··· Given records ···
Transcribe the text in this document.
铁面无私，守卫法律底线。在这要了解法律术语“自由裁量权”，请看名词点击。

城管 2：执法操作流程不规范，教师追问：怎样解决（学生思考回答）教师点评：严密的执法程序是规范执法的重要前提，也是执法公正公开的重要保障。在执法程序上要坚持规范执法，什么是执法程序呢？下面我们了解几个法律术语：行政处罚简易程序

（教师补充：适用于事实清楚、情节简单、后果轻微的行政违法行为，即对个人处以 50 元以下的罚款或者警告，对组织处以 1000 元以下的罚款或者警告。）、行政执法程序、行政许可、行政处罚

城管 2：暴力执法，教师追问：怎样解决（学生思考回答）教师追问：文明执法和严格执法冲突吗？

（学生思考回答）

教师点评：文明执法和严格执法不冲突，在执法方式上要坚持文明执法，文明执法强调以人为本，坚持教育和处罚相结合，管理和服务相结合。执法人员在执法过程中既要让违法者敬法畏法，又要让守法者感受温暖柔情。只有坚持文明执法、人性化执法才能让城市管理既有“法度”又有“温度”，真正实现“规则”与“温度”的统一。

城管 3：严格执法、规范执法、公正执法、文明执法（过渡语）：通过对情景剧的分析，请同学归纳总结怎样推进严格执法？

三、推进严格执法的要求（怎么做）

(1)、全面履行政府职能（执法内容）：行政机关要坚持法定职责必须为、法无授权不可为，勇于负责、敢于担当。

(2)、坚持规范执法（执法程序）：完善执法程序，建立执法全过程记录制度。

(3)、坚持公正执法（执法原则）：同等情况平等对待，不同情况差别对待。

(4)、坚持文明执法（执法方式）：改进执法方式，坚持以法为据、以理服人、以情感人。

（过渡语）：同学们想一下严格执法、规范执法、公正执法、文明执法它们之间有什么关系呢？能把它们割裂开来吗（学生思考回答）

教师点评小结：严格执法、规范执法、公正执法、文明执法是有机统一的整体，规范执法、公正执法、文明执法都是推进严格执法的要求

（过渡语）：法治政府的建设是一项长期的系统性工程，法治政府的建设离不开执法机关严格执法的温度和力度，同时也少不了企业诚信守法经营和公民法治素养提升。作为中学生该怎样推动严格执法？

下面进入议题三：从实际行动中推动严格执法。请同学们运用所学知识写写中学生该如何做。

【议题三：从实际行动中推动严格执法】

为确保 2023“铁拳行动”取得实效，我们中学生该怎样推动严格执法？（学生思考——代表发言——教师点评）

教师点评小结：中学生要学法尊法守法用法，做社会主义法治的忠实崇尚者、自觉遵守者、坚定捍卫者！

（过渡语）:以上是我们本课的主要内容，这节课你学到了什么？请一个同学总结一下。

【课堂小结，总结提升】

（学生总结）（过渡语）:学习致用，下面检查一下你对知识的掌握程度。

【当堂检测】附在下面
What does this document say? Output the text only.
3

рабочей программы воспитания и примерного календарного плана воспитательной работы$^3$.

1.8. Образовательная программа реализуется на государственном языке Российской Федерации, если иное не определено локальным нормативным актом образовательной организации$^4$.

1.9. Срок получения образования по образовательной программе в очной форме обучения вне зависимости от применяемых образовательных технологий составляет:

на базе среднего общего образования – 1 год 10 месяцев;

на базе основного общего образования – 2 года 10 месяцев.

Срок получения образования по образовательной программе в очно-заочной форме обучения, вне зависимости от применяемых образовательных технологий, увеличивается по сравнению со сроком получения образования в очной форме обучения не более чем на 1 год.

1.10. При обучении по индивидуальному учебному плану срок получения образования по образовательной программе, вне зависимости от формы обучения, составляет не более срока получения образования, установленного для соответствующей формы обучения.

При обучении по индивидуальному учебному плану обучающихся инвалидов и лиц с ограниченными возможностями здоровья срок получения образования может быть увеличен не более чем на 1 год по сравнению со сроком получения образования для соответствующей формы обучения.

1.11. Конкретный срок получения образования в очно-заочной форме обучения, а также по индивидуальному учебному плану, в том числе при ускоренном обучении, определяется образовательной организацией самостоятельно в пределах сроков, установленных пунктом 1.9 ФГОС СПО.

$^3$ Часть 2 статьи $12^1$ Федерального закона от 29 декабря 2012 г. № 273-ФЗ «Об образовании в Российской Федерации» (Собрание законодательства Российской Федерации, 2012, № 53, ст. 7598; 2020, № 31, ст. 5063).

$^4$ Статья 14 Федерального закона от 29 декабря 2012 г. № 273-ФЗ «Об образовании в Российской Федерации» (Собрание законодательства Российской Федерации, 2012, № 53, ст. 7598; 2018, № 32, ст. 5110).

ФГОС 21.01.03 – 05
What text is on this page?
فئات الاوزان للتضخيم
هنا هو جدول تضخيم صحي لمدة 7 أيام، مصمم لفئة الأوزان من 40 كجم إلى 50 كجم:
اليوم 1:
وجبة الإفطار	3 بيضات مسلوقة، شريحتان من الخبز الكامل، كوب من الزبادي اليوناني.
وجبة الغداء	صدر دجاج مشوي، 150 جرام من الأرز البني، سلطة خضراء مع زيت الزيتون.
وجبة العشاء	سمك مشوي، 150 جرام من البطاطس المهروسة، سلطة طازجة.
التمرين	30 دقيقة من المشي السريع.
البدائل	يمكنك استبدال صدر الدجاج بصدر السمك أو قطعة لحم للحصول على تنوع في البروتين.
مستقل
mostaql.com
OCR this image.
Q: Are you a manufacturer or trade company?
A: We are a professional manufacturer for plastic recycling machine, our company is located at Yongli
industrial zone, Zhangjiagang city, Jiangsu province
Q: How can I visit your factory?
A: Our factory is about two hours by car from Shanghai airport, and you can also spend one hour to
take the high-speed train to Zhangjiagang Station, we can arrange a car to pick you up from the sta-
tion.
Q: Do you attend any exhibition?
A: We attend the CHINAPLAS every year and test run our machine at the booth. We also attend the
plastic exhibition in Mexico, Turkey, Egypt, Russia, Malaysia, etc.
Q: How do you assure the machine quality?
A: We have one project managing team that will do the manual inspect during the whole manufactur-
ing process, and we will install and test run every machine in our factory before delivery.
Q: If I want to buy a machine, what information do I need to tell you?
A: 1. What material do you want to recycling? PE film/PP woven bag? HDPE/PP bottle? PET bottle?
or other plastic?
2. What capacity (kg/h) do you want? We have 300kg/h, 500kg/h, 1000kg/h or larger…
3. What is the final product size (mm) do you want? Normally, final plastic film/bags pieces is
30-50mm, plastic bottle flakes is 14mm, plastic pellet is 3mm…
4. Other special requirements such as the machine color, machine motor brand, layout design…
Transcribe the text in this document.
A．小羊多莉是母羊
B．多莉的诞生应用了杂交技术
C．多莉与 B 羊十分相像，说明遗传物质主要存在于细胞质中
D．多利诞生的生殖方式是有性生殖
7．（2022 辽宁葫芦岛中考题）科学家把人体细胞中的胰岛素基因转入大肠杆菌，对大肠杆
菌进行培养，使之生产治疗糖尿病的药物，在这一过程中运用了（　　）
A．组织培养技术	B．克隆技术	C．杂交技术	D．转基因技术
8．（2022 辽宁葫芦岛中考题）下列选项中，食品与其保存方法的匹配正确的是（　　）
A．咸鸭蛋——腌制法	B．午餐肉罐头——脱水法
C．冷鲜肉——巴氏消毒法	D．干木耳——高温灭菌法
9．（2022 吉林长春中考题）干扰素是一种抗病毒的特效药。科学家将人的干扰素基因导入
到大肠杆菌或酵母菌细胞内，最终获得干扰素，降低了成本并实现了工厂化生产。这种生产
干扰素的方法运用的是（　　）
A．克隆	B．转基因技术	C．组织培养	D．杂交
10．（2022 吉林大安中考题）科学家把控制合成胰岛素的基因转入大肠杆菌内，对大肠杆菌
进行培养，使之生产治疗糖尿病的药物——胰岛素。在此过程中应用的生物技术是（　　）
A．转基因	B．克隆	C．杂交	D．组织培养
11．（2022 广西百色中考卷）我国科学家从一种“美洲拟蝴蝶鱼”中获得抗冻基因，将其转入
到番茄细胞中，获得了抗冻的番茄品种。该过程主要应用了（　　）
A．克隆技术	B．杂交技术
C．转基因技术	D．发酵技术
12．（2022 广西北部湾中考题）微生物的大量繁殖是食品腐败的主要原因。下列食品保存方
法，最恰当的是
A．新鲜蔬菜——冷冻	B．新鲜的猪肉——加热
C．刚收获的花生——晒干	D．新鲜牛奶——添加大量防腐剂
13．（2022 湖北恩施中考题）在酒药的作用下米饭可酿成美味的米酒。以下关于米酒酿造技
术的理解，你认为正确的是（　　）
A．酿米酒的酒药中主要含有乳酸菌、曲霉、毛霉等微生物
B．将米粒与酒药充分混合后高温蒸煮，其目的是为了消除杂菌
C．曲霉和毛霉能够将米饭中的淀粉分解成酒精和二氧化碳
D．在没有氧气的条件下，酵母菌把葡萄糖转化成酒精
···
To be done
Find the lines containing "более" and pull them out.

The solution
Срок получения образования по образовательной программе в очно-заочной форме обучения, вне зависимости от применяемых образовательных технологий, увеличивается по сравнению со сроком получения образования в очной форме обучения не более чем на 1 год.
1.10. При обучении по индивидуальному учебному плану срок получения образования по образовательной программе, вне зависимости от формы обучения, составляет не более срока получения образования, установленного для соответствующей формы обучения.
При обучении по индивидуальному учебному плану обучающихся инвалидов и лиц с ограниченными возможностями здоровья срок получения образования может быть увеличен не более чем на 1 год по сравнению со сроком получения образования для соответствующей формы обучения.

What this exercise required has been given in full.